## WHAT YOU NEED TO DO
Give all of the lines again, with nothing added or dropped.

----------------------------------------

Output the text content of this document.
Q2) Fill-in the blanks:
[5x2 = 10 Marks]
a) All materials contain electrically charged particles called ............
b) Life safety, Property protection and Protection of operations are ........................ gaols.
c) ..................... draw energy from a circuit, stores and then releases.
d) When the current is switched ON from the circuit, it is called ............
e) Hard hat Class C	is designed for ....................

----------------------------------------

## SOLUTION
Output the text content of this document.
Q2) Fill-in the blanks:
[5x2 = 10 Marks]
a) All materials contain electrically charged particles called ............
b) Life safety, Property protection and Protection of operations are ........................ gaols.
c) ..................... draw energy from a circuit, stores and then releases.
d) When the current is switched ON from the circuit, it is called ............
e) Hard hat Class C	is designed for ....................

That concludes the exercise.